DIRECTION>
Return the listing below unchanged, minus its pictures.

Saved data entries
__________________________________________________

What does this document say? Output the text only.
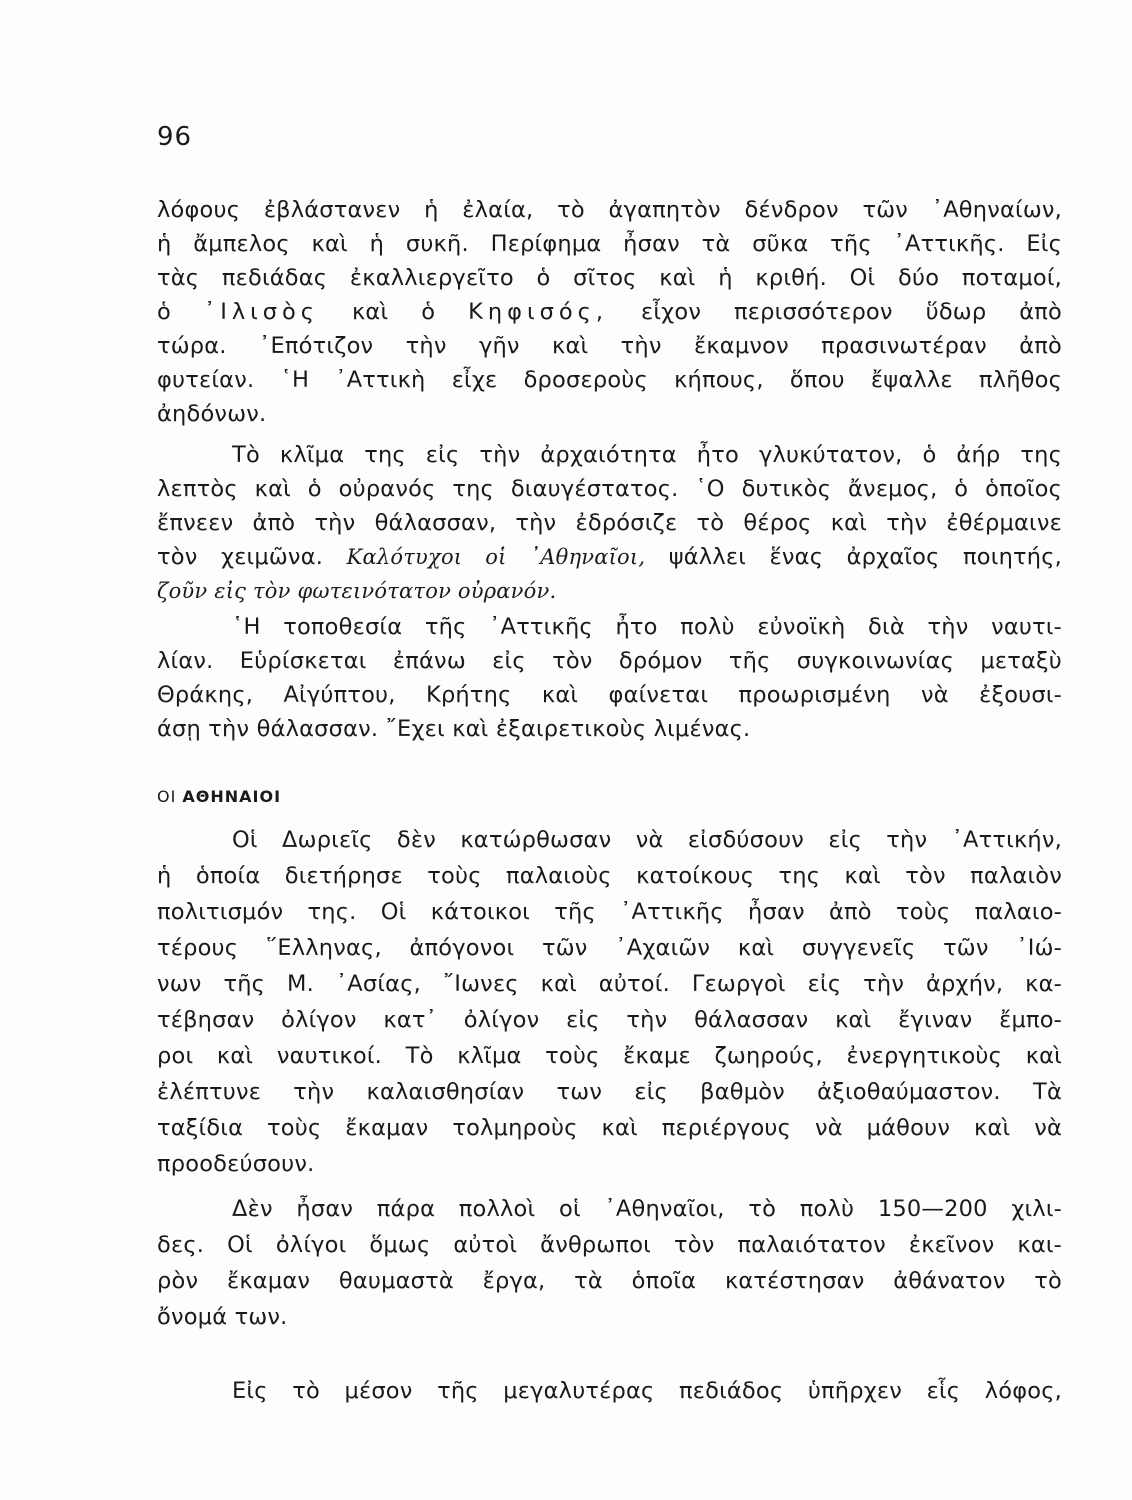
96
λόφους ἐβλάστανεν ἡ ἐλαία, τὸ ἀγαπητὸν δένδρον τῶν ᾿Αθηναίων,
ἡ ἄμπελος καὶ ἡ συκῆ. Περίφημα ἦσαν τὰ σῦκα τῆς ᾿Αττικῆς. Εἰς
τὰς πεδιάδας ἐκαλλιεργεῖτο ὁ σῖτος καὶ ἡ κριθή. Οἱ δύο ποταμοί,
ὁ ᾿Ιλισὸς καὶ ὁ Κηφισός, εἶχον περισσότερον ὕδωρ ἀπὸ
τώρα. ᾿Επότιζον τὴν γῆν καὶ τὴν ἔκαμνον πρασινωτέραν ἀπὸ
φυτείαν. ῾Η ᾿Αττικὴ εἶχε δροσεροὺς κήπους, ὅπου ἔψαλλε πλῆθος
ἀηδόνων.
Τὸ κλῖμα της εἰς τὴν ἀρχαιότητα ἦτο γλυκύτατον, ὁ ἀήρ της
λεπτὸς καὶ ὁ οὐρανός της διαυγέστατος. ῾Ο δυτικὸς ἄνεμος, ὁ ὁποῖος
ἔπνεεν ἀπὸ τὴν θάλασσαν, τὴν ἐδρόσιζε τὸ θέρος καὶ τὴν ἐθέρμαινε
τὸν χειμῶνα. Καλότυχοι οἱ ᾿Αθηναῖοι, ψάλλει ἕνας ἀρχαῖος ποιητής,
ζοῦν εἰς τὸν φωτεινότατον οὐρανόν.
῾Η τοποθεσία τῆς ᾿Αττικῆς ἦτο πολὺ εὐνοϊκὴ διὰ τὴν ναυτι-
λίαν. Εὑρίσκεται ἐπάνω εἰς τὸν δρόμον τῆς συγκοινωνίας μεταξὺ
Θράκης, Αἰγύπτου, Κρήτης καὶ φαίνεται προωρισμένη νὰ ἐξουσι-
άσῃ τὴν θάλασσαν. ῎Εχει καὶ ἐξαιρετικοὺς λιμένας.
ΟΙ ΑΘΗΝΑΙΟΙ
Οἱ Δωριεῖς δὲν κατώρθωσαν νὰ εἰσδύσουν εἰς τὴν ᾿Αττικήν,
ἡ ὁποία διετήρησε τοὺς παλαιοὺς κατοίκους της καὶ τὸν παλαιὸν
πολιτισμόν της. Οἱ κάτοικοι τῆς ᾿Αττικῆς ἦσαν ἀπὸ τοὺς παλαιο-
τέρους ῞Ελληνας, ἀπόγονοι τῶν ᾿Αχαιῶν καὶ συγγενεῖς τῶν ᾿Ιώ-
νων τῆς Μ. ᾿Ασίας, ῎Ιωνες καὶ αὐτοί. Γεωργοὶ εἰς τὴν ἀρχήν, κα-
τέβησαν ὀλίγον κατ᾿ ὀλίγον εἰς τὴν θάλασσαν καὶ ἔγιναν ἔμπο-
ροι καὶ ναυτικοί. Τὸ κλῖμα τοὺς ἔκαμε ζωηρούς, ἐνεργητικοὺς καὶ
ἐλέπτυνε τὴν καλαισθησίαν των εἰς βαθμὸν ἀξιοθαύμαστον. Τὰ
ταξίδια τοὺς ἔκαμαν τολμηροὺς καὶ περιέργους νὰ μάθουν καὶ νὰ
προοδεύσουν.
Δὲν ἦσαν πάρα πολλοὶ οἱ ᾿Αθηναῖοι, τὸ πολὺ 150—200 χιλι-
δες. Οἱ ὀλίγοι ὅμως αὐτοὶ ἄνθρωποι τὸν παλαιότατον ἐκεῖνον και-
ρὸν ἔκαμαν θαυμαστὰ ἔργα, τὰ ὁποῖα κατέστησαν ἀθάνατον τὸ
ὄνομά των.
Εἰς τὸ μέσον τῆς μεγαλυτέρας πεδιάδος ὑπῆρχεν εἷς λόφος,
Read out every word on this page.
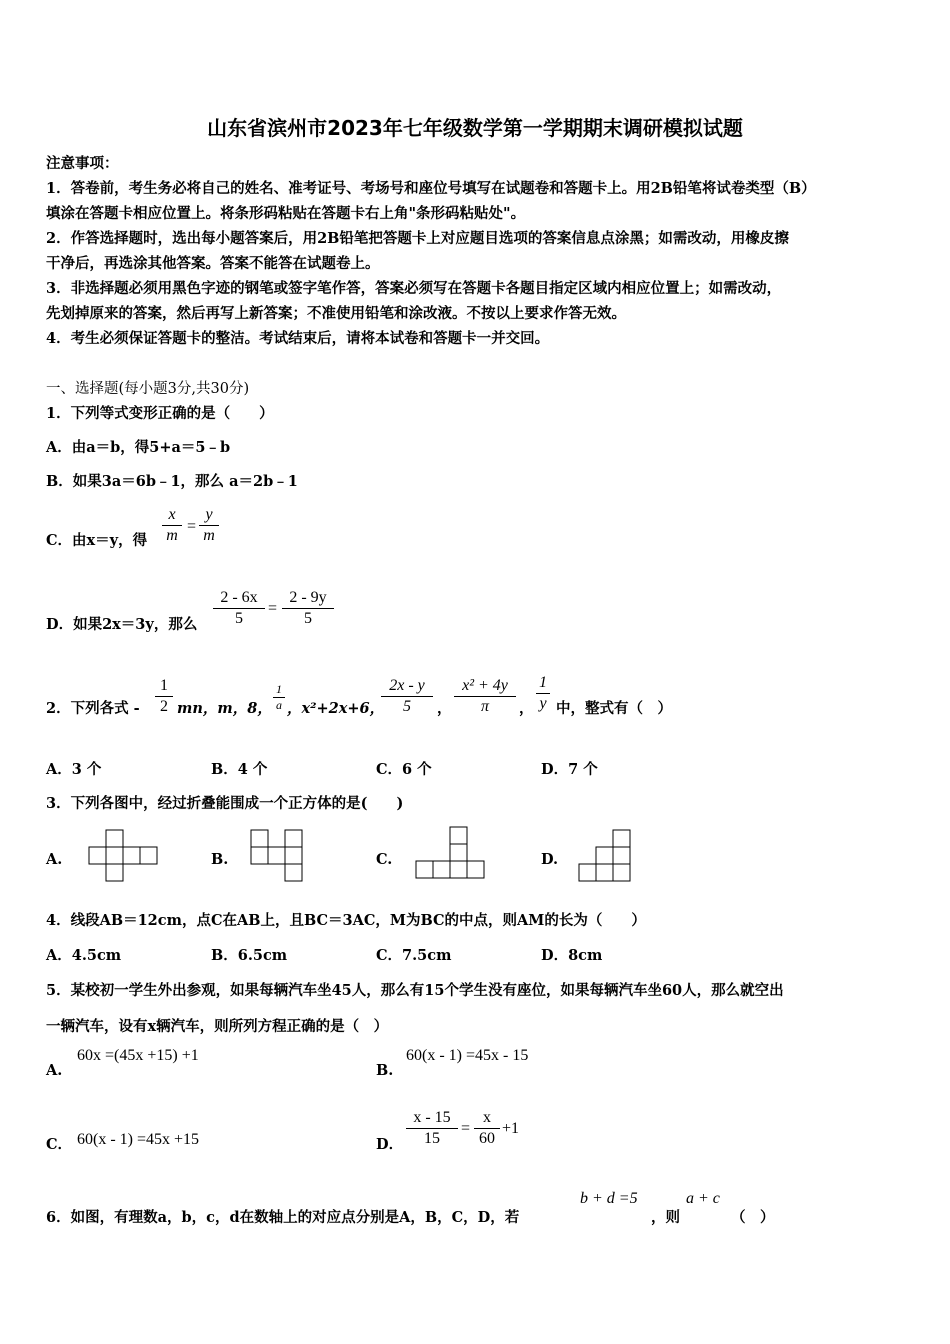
山东省滨州市2023年七年级数学第一学期期末调研模拟试题
注意事项：
1．答卷前，考生务必将自己的姓名、准考证号、考场号和座位号填写在试题卷和答题卡上。用2B铅笔将试卷类型（B）
填涂在答题卡相应位置上。将条形码粘贴在答题卡右上角"条形码粘贴处"。
2．作答选择题时，选出每小题答案后，用2B铅笔把答题卡上对应题目选项的答案信息点涂黑；如需改动，用橡皮擦
干净后，再选涂其他答案。答案不能答在试题卷上。
3．非选择题必须用黑色字迹的钢笔或签字笔作答，答案必须写在答题卡各题目指定区域内相应位置上；如需改动，
先划掉原来的答案，然后再写上新答案；不准使用铅笔和涂改液。不按以上要求作答无效。
4．考生必须保证答题卡的整洁。考试结束后，请将本试卷和答题卡一并交回。
一、选择题(每小题3分,共30分)
1．下列等式变形正确的是（　　）
A．由a＝b，得5+a＝5﹣b
B．如果3a＝6b﹣1，那么 a＝2b﹣1
C．由x＝y，得
x
m
=
y
m
D．如果2x＝3y，那么
2 - 6x
5
=
2 - 9y
5
2．下列各式 -
1
2 mn，m，8，
1
a ，x²+2x+6，
2x - y
5	，
x² + 4y
π	，
1
y 中，整式有（　）
A．3 个	B．4 个	C．6 个	D．7 个
3．下列各图中，经过折叠能围成一个正方体的是(　　)
A.	B.	C.	D.
4．线段AB＝12cm，点C在AB上，且BC＝3AC，M为BC的中点，则AM的长为（　　）
A．4.5cm	B．6.5cm	C．7.5cm	D．8cm
5．某校初一学生外出参观，如果每辆汽车坐45人，那么有15个学生没有座位，如果每辆汽车坐60人，那么就空出
一辆汽车，设有x辆汽车，则所列方程正确的是（　）
A.
60x =(45x +15) +1
B.
60(x - 1) =45x - 15
C． 60(x - 1) =45x +15	D．
x - 15
15
=
x
60
+1
6．如图，有理数a，b，c，d在数轴上的对应点分别是A，B，C，D，若
b + d =5
，则
a + c
（　）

__________________________________________________

FULL RESPONSE>
What does this document say? Output the text only.
96
λόφους ἐβλάστανεν ἡ ἐλαία, τὸ ἀγαπητὸν δένδρον τῶν ᾿Αθηναίων,
ἡ ἄμπελος καὶ ἡ συκῆ. Περίφημα ἦσαν τὰ σῦκα τῆς ᾿Αττικῆς. Εἰς
τὰς πεδιάδας ἐκαλλιεργεῖτο ὁ σῖτος καὶ ἡ κριθή. Οἱ δύο ποταμοί,
ὁ ᾿Ιλισὸς καὶ ὁ Κηφισός, εἶχον περισσότερον ὕδωρ ἀπὸ
τώρα. ᾿Επότιζον τὴν γῆν καὶ τὴν ἔκαμνον πρασινωτέραν ἀπὸ
φυτείαν. ῾Η ᾿Αττικὴ εἶχε δροσεροὺς κήπους, ὅπου ἔψαλλε πλῆθος
ἀηδόνων.
Τὸ κλῖμα της εἰς τὴν ἀρχαιότητα ἦτο γλυκύτατον, ὁ ἀήρ της
λεπτὸς καὶ ὁ οὐρανός της διαυγέστατος. ῾Ο δυτικὸς ἄνεμος, ὁ ὁποῖος
ἔπνεεν ἀπὸ τὴν θάλασσαν, τὴν ἐδρόσιζε τὸ θέρος καὶ τὴν ἐθέρμαινε
τὸν χειμῶνα. Καλότυχοι οἱ ᾿Αθηναῖοι, ψάλλει ἕνας ἀρχαῖος ποιητής,
ζοῦν εἰς τὸν φωτεινότατον οὐρανόν.
῾Η τοποθεσία τῆς ᾿Αττικῆς ἦτο πολὺ εὐνοϊκὴ διὰ τὴν ναυτι-
λίαν. Εὑρίσκεται ἐπάνω εἰς τὸν δρόμον τῆς συγκοινωνίας μεταξὺ
Θράκης, Αἰγύπτου, Κρήτης καὶ φαίνεται προωρισμένη νὰ ἐξουσι-
άσῃ τὴν θάλασσαν. ῎Εχει καὶ ἐξαιρετικοὺς λιμένας.
ΟΙ ΑΘΗΝΑΙΟΙ
Οἱ Δωριεῖς δὲν κατώρθωσαν νὰ εἰσδύσουν εἰς τὴν ᾿Αττικήν,
ἡ ὁποία διετήρησε τοὺς παλαιοὺς κατοίκους της καὶ τὸν παλαιὸν
πολιτισμόν της. Οἱ κάτοικοι τῆς ᾿Αττικῆς ἦσαν ἀπὸ τοὺς παλαιο-
τέρους ῞Ελληνας, ἀπόγονοι τῶν ᾿Αχαιῶν καὶ συγγενεῖς τῶν ᾿Ιώ-
νων τῆς Μ. ᾿Ασίας, ῎Ιωνες καὶ αὐτοί. Γεωργοὶ εἰς τὴν ἀρχήν, κα-
τέβησαν ὀλίγον κατ᾿ ὀλίγον εἰς τὴν θάλασσαν καὶ ἔγιναν ἔμπο-
ροι καὶ ναυτικοί. Τὸ κλῖμα τοὺς ἔκαμε ζωηρούς, ἐνεργητικοὺς καὶ
ἐλέπτυνε τὴν καλαισθησίαν των εἰς βαθμὸν ἀξιοθαύμαστον. Τὰ
ταξίδια τοὺς ἔκαμαν τολμηροὺς καὶ περιέργους νὰ μάθουν καὶ νὰ
προοδεύσουν.
Δὲν ἦσαν πάρα πολλοὶ οἱ ᾿Αθηναῖοι, τὸ πολὺ 150—200 χιλι-
δες. Οἱ ὀλίγοι ὅμως αὐτοὶ ἄνθρωποι τὸν παλαιότατον ἐκεῖνον και-
ρὸν ἔκαμαν θαυμαστὰ ἔργα, τὰ ὁποῖα κατέστησαν ἀθάνατον τὸ
ὄνομά των.
Εἰς τὸ μέσον τῆς μεγαλυτέρας πεδιάδος ὑπῆρχεν εἷς λόφος,
Read out every word on this page.
山东省滨州市2023年七年级数学第一学期期末调研模拟试题
注意事项：
1．答卷前，考生务必将自己的姓名、准考证号、考场号和座位号填写在试题卷和答题卡上。用2B铅笔将试卷类型（B）
填涂在答题卡相应位置上。将条形码粘贴在答题卡右上角"条形码粘贴处"。
2．作答选择题时，选出每小题答案后，用2B铅笔把答题卡上对应题目选项的答案信息点涂黑；如需改动，用橡皮擦
干净后，再选涂其他答案。答案不能答在试题卷上。
3．非选择题必须用黑色字迹的钢笔或签字笔作答，答案必须写在答题卡各题目指定区域内相应位置上；如需改动，
先划掉原来的答案，然后再写上新答案；不准使用铅笔和涂改液。不按以上要求作答无效。
4．考生必须保证答题卡的整洁。考试结束后，请将本试卷和答题卡一并交回。
一、选择题(每小题3分,共30分)
1．下列等式变形正确的是（　　）
A．由a＝b，得5+a＝5﹣b
B．如果3a＝6b﹣1，那么 a＝2b﹣1
C．由x＝y，得
x
m
=
y
m
D．如果2x＝3y，那么
2 - 6x
5
=
2 - 9y
5
2．下列各式 -
1
2 mn，m，8，
1
a ，x²+2x+6，
2x - y
5	，
x² + 4y
π	，
1
y 中，整式有（　）
A．3 个	B．4 个	C．6 个	D．7 个
3．下列各图中，经过折叠能围成一个正方体的是(　　)
A.	B.	C.	D.
4．线段AB＝12cm，点C在AB上，且BC＝3AC，M为BC的中点，则AM的长为（　　）
A．4.5cm	B．6.5cm	C．7.5cm	D．8cm
5．某校初一学生外出参观，如果每辆汽车坐45人，那么有15个学生没有座位，如果每辆汽车坐60人，那么就空出
一辆汽车，设有x辆汽车，则所列方程正确的是（　）
A.
60x =(45x +15) +1
B.
60(x - 1) =45x - 15
C． 60(x - 1) =45x +15	D．
x - 15
15
=
x
60
+1
6．如图，有理数a，b，c，d在数轴上的对应点分别是A，B，C，D，若
b + d =5
，则
a + c
（　）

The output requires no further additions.